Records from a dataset
——
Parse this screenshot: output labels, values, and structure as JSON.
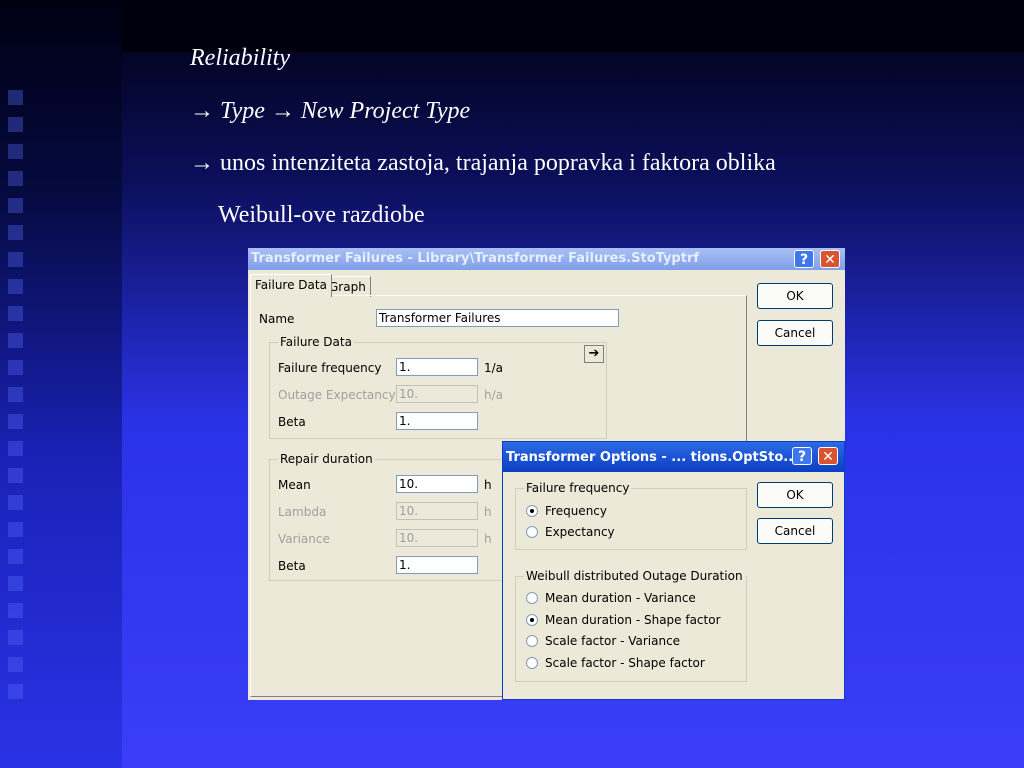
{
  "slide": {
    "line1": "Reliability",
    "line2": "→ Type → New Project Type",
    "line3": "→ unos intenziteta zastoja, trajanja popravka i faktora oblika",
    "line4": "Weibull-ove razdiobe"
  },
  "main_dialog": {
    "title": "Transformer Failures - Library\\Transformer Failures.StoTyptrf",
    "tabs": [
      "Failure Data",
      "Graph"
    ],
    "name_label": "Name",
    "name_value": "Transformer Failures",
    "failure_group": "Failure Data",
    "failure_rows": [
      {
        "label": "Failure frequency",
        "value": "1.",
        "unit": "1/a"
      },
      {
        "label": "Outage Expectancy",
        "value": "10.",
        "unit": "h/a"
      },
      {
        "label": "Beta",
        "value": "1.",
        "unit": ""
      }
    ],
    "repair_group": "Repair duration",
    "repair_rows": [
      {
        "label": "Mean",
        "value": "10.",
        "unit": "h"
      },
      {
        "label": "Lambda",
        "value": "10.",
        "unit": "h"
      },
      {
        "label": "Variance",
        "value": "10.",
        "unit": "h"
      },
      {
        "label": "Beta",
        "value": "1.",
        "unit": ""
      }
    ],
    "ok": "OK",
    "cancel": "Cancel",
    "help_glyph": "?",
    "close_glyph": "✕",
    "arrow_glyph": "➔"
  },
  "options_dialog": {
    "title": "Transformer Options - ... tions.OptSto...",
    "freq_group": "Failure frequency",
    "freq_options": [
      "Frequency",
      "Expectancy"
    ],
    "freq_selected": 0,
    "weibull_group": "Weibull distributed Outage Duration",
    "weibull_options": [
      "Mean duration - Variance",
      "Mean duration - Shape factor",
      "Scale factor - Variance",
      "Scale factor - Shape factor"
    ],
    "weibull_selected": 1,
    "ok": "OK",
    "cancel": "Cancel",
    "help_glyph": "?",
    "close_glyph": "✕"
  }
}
——
The task:
Except for the pictures, print the data above exactly.

Task answer:
Parse this screenshot: output labels, values, and structure as JSON.
{
  "slide": {
    "line1": "Reliability",
    "line2": "→ Type → New Project Type",
    "line3": "→ unos intenziteta zastoja, trajanja popravka i faktora oblika",
    "line4": "Weibull-ove razdiobe"
  },
  "main_dialog": {
    "title": "Transformer Failures - Library\\Transformer Failures.StoTyptrf",
    "tabs": [
      "Failure Data",
      "Graph"
    ],
    "name_label": "Name",
    "name_value": "Transformer Failures",
    "failure_group": "Failure Data",
    "failure_rows": [
      {
        "label": "Failure frequency",
        "value": "1.",
        "unit": "1/a"
      },
      {
        "label": "Outage Expectancy",
        "value": "10.",
        "unit": "h/a"
      },
      {
        "label": "Beta",
        "value": "1.",
        "unit": ""
      }
    ],
    "repair_group": "Repair duration",
    "repair_rows": [
      {
        "label": "Mean",
        "value": "10.",
        "unit": "h"
      },
      {
        "label": "Lambda",
        "value": "10.",
        "unit": "h"
      },
      {
        "label": "Variance",
        "value": "10.",
        "unit": "h"
      },
      {
        "label": "Beta",
        "value": "1.",
        "unit": ""
      }
    ],
    "ok": "OK",
    "cancel": "Cancel",
    "help_glyph": "?",
    "close_glyph": "✕",
    "arrow_glyph": "➔"
  },
  "options_dialog": {
    "title": "Transformer Options - ... tions.OptSto...",
    "freq_group": "Failure frequency",
    "freq_options": [
      "Frequency",
      "Expectancy"
    ],
    "freq_selected": 0,
    "weibull_group": "Weibull distributed Outage Duration",
    "weibull_options": [
      "Mean duration - Variance",
      "Mean duration - Shape factor",
      "Scale factor - Variance",
      "Scale factor - Shape factor"
    ],
    "weibull_selected": 1,
    "ok": "OK",
    "cancel": "Cancel",
    "help_glyph": "?",
    "close_glyph": "✕"
  }
}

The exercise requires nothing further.